──────── Dataset records
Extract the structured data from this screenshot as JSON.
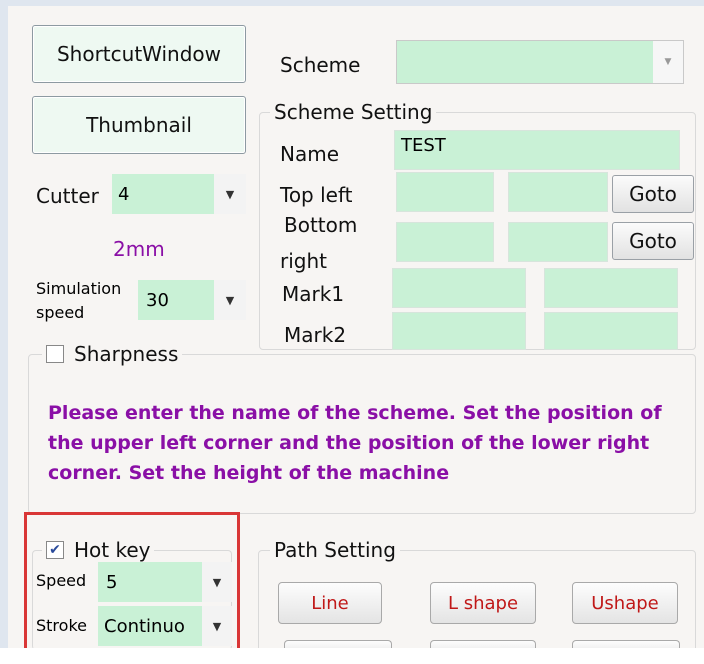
{
  "buttons": {
    "shortcut_window": "ShortcutWindow",
    "thumbnail": "Thumbnail",
    "goto_1": "Goto",
    "goto_2": "Goto"
  },
  "cutter": {
    "label": "Cutter",
    "value": "4",
    "size": "2mm"
  },
  "simulation_speed": {
    "label_line1": "Simulation",
    "label_line2": "speed",
    "value": "30"
  },
  "sharpness": {
    "label": "Sharpness",
    "checked": false
  },
  "scheme": {
    "label": "Scheme",
    "value": ""
  },
  "scheme_setting": {
    "title": "Scheme Setting",
    "name_label": "Name",
    "name_value": "TEST",
    "top_left_label": "Top left",
    "bottom_right_label_1": "Bottom",
    "bottom_right_label_2": "right",
    "mark1_label": "Mark1",
    "mark2_label": "Mark2"
  },
  "message": "Please enter the name of the scheme. Set the position of the upper left corner and the position of the lower right corner. Set the height of the machine",
  "hotkey": {
    "label": "Hot key",
    "checked": true,
    "speed_label": "Speed",
    "speed_value": "5",
    "stroke_label": "Stroke",
    "stroke_value": "Continuo"
  },
  "path_setting": {
    "title": "Path Setting",
    "line": "Line",
    "l_shape": "L shape",
    "u_shape": "Ushape"
  },
  "colors": {
    "field_green": "#c9f1d6",
    "message_purple": "#8a0fa6",
    "highlight_red": "#d93636",
    "path_button_red": "#c01818"
  }
}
────────────────
# [Task instructions]
Repeat each record exactly as shown above, dropping all images.

# [Problem solution]
Extract the structured data from this screenshot as JSON.
{
  "buttons": {
    "shortcut_window": "ShortcutWindow",
    "thumbnail": "Thumbnail",
    "goto_1": "Goto",
    "goto_2": "Goto"
  },
  "cutter": {
    "label": "Cutter",
    "value": "4",
    "size": "2mm"
  },
  "simulation_speed": {
    "label_line1": "Simulation",
    "label_line2": "speed",
    "value": "30"
  },
  "sharpness": {
    "label": "Sharpness",
    "checked": false
  },
  "scheme": {
    "label": "Scheme",
    "value": ""
  },
  "scheme_setting": {
    "title": "Scheme Setting",
    "name_label": "Name",
    "name_value": "TEST",
    "top_left_label": "Top left",
    "bottom_right_label_1": "Bottom",
    "bottom_right_label_2": "right",
    "mark1_label": "Mark1",
    "mark2_label": "Mark2"
  },
  "message": "Please enter the name of the scheme. Set the position of the upper left corner and the position of the lower right corner. Set the height of the machine",
  "hotkey": {
    "label": "Hot key",
    "checked": true,
    "speed_label": "Speed",
    "speed_value": "5",
    "stroke_label": "Stroke",
    "stroke_value": "Continuo"
  },
  "path_setting": {
    "title": "Path Setting",
    "line": "Line",
    "l_shape": "L shape",
    "u_shape": "Ushape"
  },
  "colors": {
    "field_green": "#c9f1d6",
    "message_purple": "#8a0fa6",
    "highlight_red": "#d93636",
    "path_button_red": "#c01818"
  }
}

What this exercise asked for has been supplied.